Search the material below for the string "енотах" and extract each line that has it.

***** MATERIAL SUPPLIED

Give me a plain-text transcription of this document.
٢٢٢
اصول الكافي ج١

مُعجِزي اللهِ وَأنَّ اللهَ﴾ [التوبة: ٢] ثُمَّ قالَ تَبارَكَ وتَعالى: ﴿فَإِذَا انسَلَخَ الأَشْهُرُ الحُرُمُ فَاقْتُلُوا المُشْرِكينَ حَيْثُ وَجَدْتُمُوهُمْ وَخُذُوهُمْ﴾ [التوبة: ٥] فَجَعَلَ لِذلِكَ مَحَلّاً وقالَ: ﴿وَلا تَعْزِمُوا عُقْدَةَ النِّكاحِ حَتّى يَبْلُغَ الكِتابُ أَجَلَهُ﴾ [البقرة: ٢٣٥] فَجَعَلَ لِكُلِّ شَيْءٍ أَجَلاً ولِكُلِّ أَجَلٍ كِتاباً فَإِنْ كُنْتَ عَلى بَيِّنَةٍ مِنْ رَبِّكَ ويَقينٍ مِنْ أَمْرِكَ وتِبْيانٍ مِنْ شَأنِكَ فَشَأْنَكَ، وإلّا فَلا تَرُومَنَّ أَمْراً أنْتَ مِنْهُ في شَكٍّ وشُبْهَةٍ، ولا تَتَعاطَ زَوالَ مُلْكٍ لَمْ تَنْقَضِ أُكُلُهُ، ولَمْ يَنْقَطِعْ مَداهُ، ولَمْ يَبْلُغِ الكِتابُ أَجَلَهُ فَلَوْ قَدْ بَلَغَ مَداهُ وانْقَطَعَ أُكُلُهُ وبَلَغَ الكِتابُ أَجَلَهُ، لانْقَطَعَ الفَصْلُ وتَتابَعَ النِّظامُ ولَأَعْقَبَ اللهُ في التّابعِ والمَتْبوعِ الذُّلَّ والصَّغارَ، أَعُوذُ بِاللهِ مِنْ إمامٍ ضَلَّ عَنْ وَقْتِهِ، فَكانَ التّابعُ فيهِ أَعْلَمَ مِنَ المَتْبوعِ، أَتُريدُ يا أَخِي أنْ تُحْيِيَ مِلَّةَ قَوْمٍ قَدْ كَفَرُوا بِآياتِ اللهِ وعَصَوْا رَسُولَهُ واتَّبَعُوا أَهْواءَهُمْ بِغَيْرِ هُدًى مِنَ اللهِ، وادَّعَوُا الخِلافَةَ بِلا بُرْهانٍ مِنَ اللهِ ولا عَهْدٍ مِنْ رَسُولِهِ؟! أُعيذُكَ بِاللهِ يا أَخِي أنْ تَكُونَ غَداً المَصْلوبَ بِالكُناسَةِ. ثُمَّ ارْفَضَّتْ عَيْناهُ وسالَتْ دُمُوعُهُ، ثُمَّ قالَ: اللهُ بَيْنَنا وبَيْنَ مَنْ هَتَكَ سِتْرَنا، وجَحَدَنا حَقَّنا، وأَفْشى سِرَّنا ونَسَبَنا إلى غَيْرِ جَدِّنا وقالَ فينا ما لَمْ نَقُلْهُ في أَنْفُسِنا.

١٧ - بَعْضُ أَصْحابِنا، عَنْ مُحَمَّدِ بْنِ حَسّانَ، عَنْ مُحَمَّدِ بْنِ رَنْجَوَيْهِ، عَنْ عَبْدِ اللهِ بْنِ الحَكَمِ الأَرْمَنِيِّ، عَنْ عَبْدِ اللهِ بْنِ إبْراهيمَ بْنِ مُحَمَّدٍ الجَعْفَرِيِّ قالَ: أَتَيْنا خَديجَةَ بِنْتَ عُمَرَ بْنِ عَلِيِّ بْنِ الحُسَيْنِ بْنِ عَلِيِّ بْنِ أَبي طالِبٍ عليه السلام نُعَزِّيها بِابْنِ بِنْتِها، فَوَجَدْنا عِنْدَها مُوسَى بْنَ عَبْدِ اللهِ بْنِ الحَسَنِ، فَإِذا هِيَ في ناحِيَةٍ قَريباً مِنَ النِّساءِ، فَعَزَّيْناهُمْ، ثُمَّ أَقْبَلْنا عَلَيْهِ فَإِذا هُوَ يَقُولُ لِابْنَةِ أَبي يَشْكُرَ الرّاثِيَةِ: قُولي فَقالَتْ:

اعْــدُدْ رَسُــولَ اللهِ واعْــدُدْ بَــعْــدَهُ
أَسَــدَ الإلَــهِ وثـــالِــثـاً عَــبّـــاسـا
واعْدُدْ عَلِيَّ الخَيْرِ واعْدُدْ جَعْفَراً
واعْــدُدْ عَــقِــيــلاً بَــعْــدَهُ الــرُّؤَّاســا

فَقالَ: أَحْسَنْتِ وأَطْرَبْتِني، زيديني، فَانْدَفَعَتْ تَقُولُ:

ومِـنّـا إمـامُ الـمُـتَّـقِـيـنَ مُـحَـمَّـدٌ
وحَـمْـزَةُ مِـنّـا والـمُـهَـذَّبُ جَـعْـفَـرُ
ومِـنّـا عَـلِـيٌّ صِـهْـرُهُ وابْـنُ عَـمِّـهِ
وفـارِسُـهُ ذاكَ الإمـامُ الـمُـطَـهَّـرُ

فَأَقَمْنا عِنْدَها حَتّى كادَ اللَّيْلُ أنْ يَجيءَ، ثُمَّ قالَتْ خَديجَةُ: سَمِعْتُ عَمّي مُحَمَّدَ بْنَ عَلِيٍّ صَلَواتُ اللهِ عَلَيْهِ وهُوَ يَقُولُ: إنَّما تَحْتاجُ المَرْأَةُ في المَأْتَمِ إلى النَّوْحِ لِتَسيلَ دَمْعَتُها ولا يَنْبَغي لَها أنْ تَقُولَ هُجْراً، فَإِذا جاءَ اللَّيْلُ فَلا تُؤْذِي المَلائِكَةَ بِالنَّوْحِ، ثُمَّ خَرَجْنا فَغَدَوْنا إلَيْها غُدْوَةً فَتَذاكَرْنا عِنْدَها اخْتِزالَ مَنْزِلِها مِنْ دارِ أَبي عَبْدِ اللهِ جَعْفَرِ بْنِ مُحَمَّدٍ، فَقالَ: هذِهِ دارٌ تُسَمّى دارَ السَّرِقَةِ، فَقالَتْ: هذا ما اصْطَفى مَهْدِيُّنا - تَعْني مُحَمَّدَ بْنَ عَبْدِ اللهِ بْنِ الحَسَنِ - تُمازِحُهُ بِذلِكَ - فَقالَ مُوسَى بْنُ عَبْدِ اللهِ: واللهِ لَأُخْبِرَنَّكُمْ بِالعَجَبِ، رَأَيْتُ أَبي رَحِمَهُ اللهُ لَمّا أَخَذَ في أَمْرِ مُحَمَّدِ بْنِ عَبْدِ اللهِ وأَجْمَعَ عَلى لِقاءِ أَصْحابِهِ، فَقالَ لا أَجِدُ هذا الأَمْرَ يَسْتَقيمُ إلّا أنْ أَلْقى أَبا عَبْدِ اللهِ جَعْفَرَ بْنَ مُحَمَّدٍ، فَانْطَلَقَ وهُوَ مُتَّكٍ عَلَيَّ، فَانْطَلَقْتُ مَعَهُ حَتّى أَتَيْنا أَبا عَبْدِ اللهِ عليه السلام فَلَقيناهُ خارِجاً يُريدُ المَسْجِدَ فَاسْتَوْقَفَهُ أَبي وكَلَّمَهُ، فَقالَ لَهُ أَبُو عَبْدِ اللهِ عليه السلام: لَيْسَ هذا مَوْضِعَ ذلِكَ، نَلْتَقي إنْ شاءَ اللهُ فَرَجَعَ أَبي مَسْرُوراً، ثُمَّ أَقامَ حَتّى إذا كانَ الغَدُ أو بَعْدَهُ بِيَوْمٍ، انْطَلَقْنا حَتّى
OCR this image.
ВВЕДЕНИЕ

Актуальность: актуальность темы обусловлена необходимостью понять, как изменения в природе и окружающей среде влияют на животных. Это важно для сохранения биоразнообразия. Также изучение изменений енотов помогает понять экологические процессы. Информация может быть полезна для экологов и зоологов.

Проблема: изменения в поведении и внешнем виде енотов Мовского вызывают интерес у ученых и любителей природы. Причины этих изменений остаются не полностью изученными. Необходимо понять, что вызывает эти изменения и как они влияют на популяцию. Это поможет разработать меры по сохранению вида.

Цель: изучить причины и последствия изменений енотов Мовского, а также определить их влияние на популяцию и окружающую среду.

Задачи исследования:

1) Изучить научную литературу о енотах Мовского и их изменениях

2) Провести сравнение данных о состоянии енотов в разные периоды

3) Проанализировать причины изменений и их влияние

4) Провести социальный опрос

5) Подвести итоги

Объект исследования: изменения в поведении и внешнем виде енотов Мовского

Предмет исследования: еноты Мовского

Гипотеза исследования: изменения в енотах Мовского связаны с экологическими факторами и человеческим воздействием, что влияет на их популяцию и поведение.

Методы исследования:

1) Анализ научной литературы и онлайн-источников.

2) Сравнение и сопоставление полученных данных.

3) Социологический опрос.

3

**********

» FULL OUTPUT
1) Изучить научную литературу о енотах Мовского и их изменениях
Гипотеза исследования: изменения в енотах Мовского связаны с экологическими факторами и человеческим воздействием, что влияет на их популяцию и поведение.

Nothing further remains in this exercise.